- [Your objective] Which lines hold the word "character"? Copy each of them.

- [Raw records]

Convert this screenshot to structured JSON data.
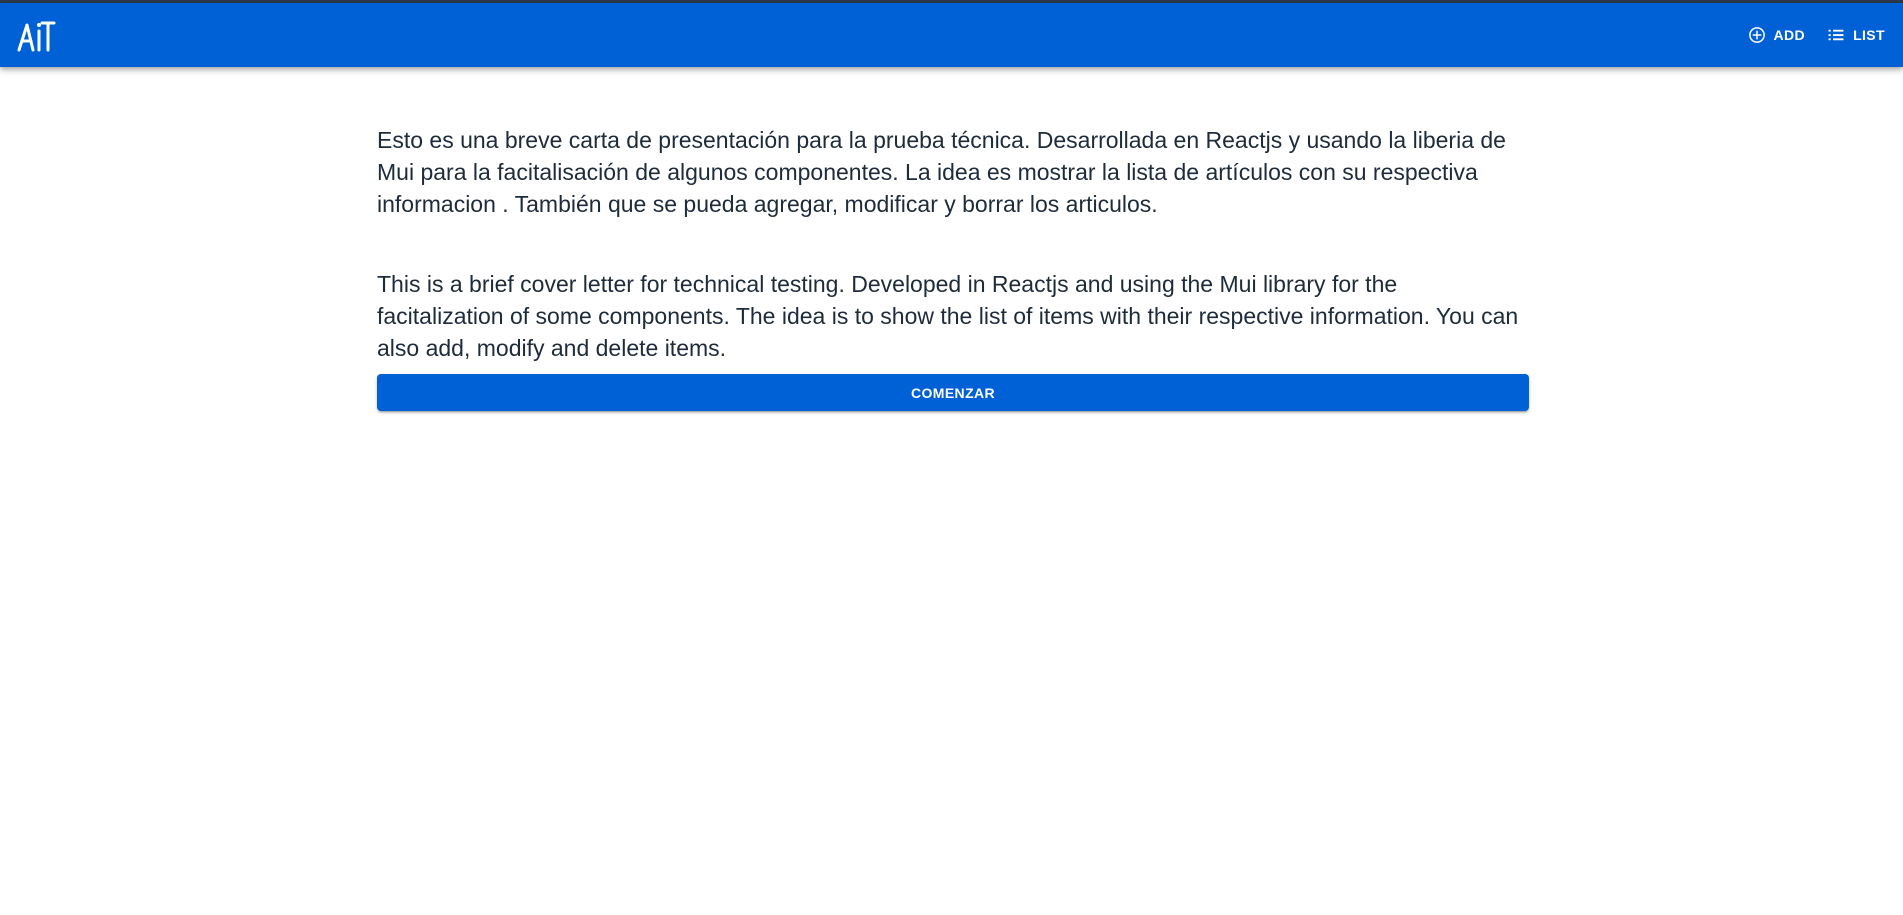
{
  "header": {
    "logo_icon": "ait-logo",
    "nav": [
      {
        "label": "ADD",
        "icon": "add-circle-outline-icon"
      },
      {
        "label": "LIST",
        "icon": "list-icon"
      }
    ],
    "color": "#0060d6"
  },
  "main": {
    "paragraph_es": "Esto es una breve carta de presentación para la prueba técnica. Desarrollada en Reactjs y usando la liberia de Mui para la facitalisación de algunos componentes. La idea es mostrar la lista de artículos con su respectiva informacion . También que se pueda agregar, modificar y borrar los articulos.",
    "paragraph_en": "This is a brief cover letter for technical testing. Developed in Reactjs and using the Mui library for the facitalization of some components. The idea is to show the list of items with their respective information. You can also add, modify and delete items.",
    "start_button_label": "COMENZAR"
  },
  "colors": {
    "primary": "#0060d6",
    "text": "#1e2b3b",
    "background": "#ffffff"
  }
}
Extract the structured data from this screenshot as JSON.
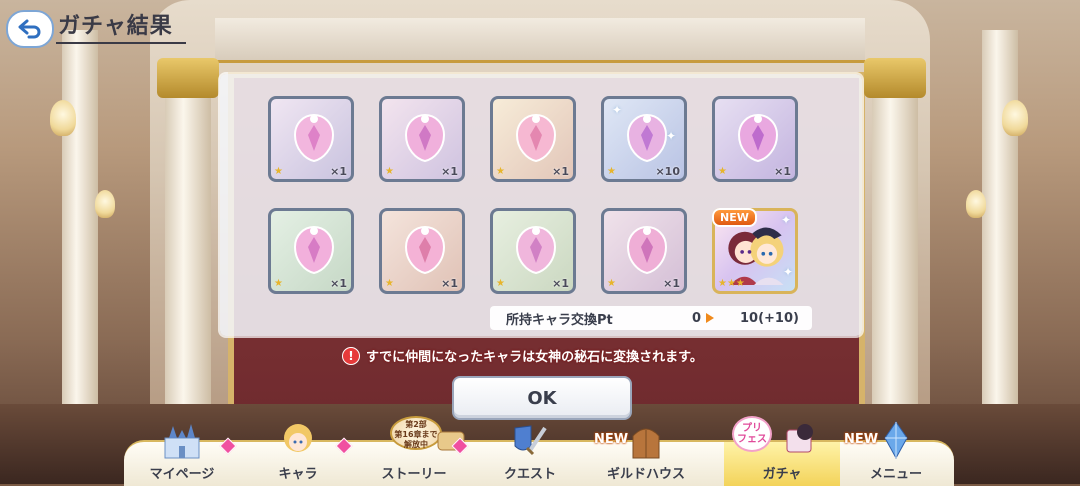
{
  "header": {
    "title": "ガチャ結果",
    "back_icon": "back-arrow-icon"
  },
  "results": {
    "items": [
      {
        "kind": "memory-piece",
        "quantity": "×1",
        "stars": "★"
      },
      {
        "kind": "memory-piece",
        "quantity": "×1",
        "stars": "★"
      },
      {
        "kind": "memory-piece",
        "quantity": "×1",
        "stars": "★"
      },
      {
        "kind": "memory-piece",
        "quantity": "×10",
        "stars": "★"
      },
      {
        "kind": "memory-piece",
        "quantity": "×1",
        "stars": "★"
      },
      {
        "kind": "memory-piece",
        "quantity": "×1",
        "stars": "★"
      },
      {
        "kind": "memory-piece",
        "quantity": "×1",
        "stars": "★"
      },
      {
        "kind": "memory-piece",
        "quantity": "×1",
        "stars": "★"
      },
      {
        "kind": "memory-piece",
        "quantity": "×1",
        "stars": "★"
      },
      {
        "kind": "character",
        "badge": "NEW",
        "stars": "★★★"
      }
    ]
  },
  "exchange_pt": {
    "label": "所持キャラ交換Pt",
    "from": "0",
    "to": "10(+10)"
  },
  "notice": {
    "icon": "!",
    "text": "すでに仲間になったキャラは女神の秘石に変換されます。"
  },
  "ok_button": {
    "label": "OK"
  },
  "nav": {
    "items": [
      {
        "label": "マイページ",
        "icon": "castle-icon"
      },
      {
        "label": "キャラ",
        "icon": "character-icon"
      },
      {
        "label": "ストーリー",
        "icon": "scroll-icon"
      },
      {
        "label": "クエスト",
        "icon": "sword-shield-icon"
      },
      {
        "label": "ギルドハウス",
        "icon": "door-icon",
        "badge": "NEW"
      },
      {
        "label": "ガチャ",
        "icon": "gacha-icon"
      },
      {
        "label": "メニュー",
        "icon": "crystal-icon",
        "badge": "NEW"
      }
    ],
    "story_badge": [
      "第2部",
      "第16章まで",
      "解放中"
    ],
    "prifes_badge": [
      "プリ",
      "フェス"
    ]
  }
}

- [The result]
        "kind": "character",
        "icon": "character-icon"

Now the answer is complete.